— ÜBUNGSTEXT —
Im Juni 2015 wendete sich die Erfolgsgeschichte der AKP. Erneut wurde sie zwar stärkste Kraft bei den Parlamentswahlen, verlor aber die absolute Mehrheit. Die linksliberale, multikulturelle prokurdische HDP wurde zu einer neuen Kraft im Parlament. RaBe sprach mit Hasim Sancar über die historischen Wahlen:
Erdogan akzeptierte das Wahlresultat nicht und kündigte Neuwahlen im Herbst 2015 an. Kurz danach begann eine Einschüchterungskampagne gegen die Opposition. Kritische Medienschaffende und oppositionelle PolitikerInnen wurden zum Teil verhaftet. Ihnen wurde vorgeworfen, Kontakte zur verbotenen PKK zu unterhalten. Bei den Neuwahlen gewann Erdogans AKP die Mehrheit zurück.
Putsch und Referendum (2016-2017)
Inszeniert oder nicht – in der Nacht vom 15. auf den 16. Juli 2016 kam es zu einem Putschversuch gegen Erdogan. Teile des Militär rebellierten gegen Erdogan – ohne Erfolg. Erdogan hatte nun einen gewichtigen Vorwand, seine politischen GegnerInnen auszuschalten. Zehntausende Menschen wurden verhaftet, unter dem Vorwand, sie seien für die Gülen-Bewegung tätig oder unterstützten kurdische RebellInnen. Ganze Dörfer im kurdisch-dominierten Teil der Türkei wurden unter Beschuss genommen.

— IHRE AUFGABEN —
a. Beantworten Sie anhand des Textes über Erdogans Türkei folgende Fragen:
(i) Welche Partei wurde im Juni 2015 zu einer neuen Kraft im Parlament?
(ii) Für wann kündigte Erdogan Neuwahlen an?
(iii) In welcher Nacht kam es zum Putschversuch gegen Erdogan?
b. Geben Sie den Abschnitt des Textes über Erdogans Türkei von „Putsch und Referendum“ bis „unter Beschuss genommen.“ wortgetreu wieder.
c. Nennen Sie alle politischen Parteien und Bewegungen, die im Text über Erdogans Türkei namentlich vorkommen.

(Gespeicherte Einträge)
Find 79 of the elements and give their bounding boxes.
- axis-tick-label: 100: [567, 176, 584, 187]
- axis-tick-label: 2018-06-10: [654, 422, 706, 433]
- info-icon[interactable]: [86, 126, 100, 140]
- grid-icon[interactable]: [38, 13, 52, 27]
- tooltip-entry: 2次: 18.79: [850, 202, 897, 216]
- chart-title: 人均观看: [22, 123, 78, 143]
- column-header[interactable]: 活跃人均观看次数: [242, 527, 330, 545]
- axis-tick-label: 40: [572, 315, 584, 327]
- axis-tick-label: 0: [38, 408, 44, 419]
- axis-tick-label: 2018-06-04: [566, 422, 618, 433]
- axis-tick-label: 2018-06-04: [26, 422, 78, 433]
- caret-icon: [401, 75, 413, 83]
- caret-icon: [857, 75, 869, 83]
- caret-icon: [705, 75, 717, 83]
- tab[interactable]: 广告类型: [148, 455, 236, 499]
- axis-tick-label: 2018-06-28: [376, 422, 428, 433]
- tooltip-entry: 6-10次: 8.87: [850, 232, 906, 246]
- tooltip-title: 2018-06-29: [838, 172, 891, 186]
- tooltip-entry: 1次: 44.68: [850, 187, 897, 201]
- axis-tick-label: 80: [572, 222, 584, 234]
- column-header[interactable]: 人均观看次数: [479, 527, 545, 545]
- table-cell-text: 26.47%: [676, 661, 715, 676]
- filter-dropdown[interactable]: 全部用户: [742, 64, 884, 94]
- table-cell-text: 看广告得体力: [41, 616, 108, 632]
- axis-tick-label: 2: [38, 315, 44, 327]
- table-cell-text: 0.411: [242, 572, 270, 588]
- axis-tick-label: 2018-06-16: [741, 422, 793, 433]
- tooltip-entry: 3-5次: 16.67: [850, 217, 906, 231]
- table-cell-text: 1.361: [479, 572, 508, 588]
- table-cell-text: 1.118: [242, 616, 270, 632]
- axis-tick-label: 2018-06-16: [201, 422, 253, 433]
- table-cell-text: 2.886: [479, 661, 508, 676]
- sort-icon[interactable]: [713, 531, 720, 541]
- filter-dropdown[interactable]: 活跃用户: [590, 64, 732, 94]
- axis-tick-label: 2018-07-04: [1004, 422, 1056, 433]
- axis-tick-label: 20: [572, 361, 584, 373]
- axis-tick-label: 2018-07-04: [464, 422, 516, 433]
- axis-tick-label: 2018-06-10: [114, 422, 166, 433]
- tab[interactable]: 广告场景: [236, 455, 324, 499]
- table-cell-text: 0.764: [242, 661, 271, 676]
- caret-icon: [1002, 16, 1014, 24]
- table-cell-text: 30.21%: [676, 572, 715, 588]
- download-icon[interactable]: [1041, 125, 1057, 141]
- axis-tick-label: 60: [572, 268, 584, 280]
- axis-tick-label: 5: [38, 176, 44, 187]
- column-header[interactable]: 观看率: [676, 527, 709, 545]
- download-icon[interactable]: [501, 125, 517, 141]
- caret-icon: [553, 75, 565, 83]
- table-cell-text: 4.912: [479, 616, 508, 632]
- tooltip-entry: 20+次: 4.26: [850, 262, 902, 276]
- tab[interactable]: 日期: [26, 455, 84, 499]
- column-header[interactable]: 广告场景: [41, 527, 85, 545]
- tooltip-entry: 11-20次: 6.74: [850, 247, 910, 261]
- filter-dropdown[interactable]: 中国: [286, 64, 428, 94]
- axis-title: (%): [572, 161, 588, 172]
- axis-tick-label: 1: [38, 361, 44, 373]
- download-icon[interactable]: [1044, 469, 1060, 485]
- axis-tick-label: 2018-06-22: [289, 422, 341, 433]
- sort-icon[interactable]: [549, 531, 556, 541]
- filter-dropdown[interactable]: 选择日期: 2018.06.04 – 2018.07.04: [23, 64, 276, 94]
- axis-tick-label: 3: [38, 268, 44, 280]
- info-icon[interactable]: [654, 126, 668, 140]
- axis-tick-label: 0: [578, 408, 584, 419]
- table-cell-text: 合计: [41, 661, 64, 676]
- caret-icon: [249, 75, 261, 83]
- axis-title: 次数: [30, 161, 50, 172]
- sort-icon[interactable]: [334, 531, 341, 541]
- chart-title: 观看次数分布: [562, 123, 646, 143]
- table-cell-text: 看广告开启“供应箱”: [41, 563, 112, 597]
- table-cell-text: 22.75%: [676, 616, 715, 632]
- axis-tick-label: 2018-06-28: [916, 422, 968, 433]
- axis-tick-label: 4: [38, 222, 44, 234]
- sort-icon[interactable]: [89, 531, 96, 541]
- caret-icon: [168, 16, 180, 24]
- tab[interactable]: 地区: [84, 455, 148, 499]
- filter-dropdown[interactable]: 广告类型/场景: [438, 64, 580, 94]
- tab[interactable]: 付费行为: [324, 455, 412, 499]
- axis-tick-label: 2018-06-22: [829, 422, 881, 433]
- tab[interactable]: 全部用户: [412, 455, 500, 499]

— ERGEBNISSE JE AUFGABE —
a.
(i) Die HDP
(ii) Für den Herbst 2015
(iii) In der Nacht vom 15. auf den 16. Juli 2016

b.
Putsch und Referendum (2016-2017)
Inszeniert oder nicht – in der Nacht vom 15. auf den 16. Juli 2016 kam es zu einem Putschversuch gegen Erdogan. Teile des Militär rebellierten gegen Erdogan – ohne Erfolg. Erdogan hatte nun einen gewichtigen Vorwand, seine politischen GegnerInnen auszuschalten. Zehntausende Menschen wurden verhaftet, unter dem Vorwand, sie seien für die Gülen-Bewegung tätig oder unterstützten kurdische RebellInnen. Ganze Dörfer im kurdisch-dominierten Teil der Türkei wurden unter Beschuss genommen.

c. AKP, HDP, PKK, Gülen-Bewegung